(Records from a data collection)
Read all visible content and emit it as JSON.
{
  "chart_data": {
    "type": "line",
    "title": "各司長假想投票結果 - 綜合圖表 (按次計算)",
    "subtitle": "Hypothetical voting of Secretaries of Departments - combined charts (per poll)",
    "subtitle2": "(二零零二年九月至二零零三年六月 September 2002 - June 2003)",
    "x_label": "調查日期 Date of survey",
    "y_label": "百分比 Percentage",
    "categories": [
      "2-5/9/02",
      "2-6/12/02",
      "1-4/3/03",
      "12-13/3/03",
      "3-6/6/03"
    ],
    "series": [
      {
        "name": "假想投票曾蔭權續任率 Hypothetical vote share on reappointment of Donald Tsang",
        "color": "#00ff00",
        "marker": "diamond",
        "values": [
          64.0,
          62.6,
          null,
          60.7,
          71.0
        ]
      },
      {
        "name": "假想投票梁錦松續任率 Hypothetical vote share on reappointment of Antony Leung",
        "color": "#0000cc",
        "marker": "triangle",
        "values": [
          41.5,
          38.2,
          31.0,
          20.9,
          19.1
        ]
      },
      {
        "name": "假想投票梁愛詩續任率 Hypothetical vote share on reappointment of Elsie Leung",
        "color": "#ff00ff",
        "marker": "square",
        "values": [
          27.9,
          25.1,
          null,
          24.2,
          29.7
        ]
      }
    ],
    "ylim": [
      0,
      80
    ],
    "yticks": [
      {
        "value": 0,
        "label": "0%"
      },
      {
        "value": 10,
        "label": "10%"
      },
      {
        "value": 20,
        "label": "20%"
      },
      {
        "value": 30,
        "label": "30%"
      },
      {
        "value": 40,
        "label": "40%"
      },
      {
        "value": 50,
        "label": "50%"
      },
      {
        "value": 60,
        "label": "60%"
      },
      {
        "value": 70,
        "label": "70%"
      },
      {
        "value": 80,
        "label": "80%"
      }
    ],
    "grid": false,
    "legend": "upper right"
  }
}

### Exercise requirements
Extract every entry in the listing word for word.

### Written response
Read all visible content and emit it as JSON.
{
  "chart_data": {
    "type": "line",
    "title": "各司長假想投票結果 - 綜合圖表 (按次計算)",
    "subtitle": "Hypothetical voting of Secretaries of Departments - combined charts (per poll)",
    "subtitle2": "(二零零二年九月至二零零三年六月 September 2002 - June 2003)",
    "x_label": "調查日期 Date of survey",
    "y_label": "百分比 Percentage",
    "categories": [
      "2-5/9/02",
      "2-6/12/02",
      "1-4/3/03",
      "12-13/3/03",
      "3-6/6/03"
    ],
    "series": [
      {
        "name": "假想投票曾蔭權續任率 Hypothetical vote share on reappointment of Donald Tsang",
        "color": "#00ff00",
        "marker": "diamond",
        "values": [
          64.0,
          62.6,
          null,
          60.7,
          71.0
        ]
      },
      {
        "name": "假想投票梁錦松續任率 Hypothetical vote share on reappointment of Antony Leung",
        "color": "#0000cc",
        "marker": "triangle",
        "values": [
          41.5,
          38.2,
          31.0,
          20.9,
          19.1
        ]
      },
      {
        "name": "假想投票梁愛詩續任率 Hypothetical vote share on reappointment of Elsie Leung",
        "color": "#ff00ff",
        "marker": "square",
        "values": [
          27.9,
          25.1,
          null,
          24.2,
          29.7
        ]
      }
    ],
    "ylim": [
      0,
      80
    ],
    "yticks": [
      {
        "value": 0,
        "label": "0%"
      },
      {
        "value": 10,
        "label": "10%"
      },
      {
        "value": 20,
        "label": "20%"
      },
      {
        "value": 30,
        "label": "30%"
      },
      {
        "value": 40,
        "label": "40%"
      },
      {
        "value": 50,
        "label": "50%"
      },
      {
        "value": 60,
        "label": "60%"
      },
      {
        "value": 70,
        "label": "70%"
      },
      {
        "value": 80,
        "label": "80%"
      }
    ],
    "grid": false,
    "legend": "upper right"
  }
}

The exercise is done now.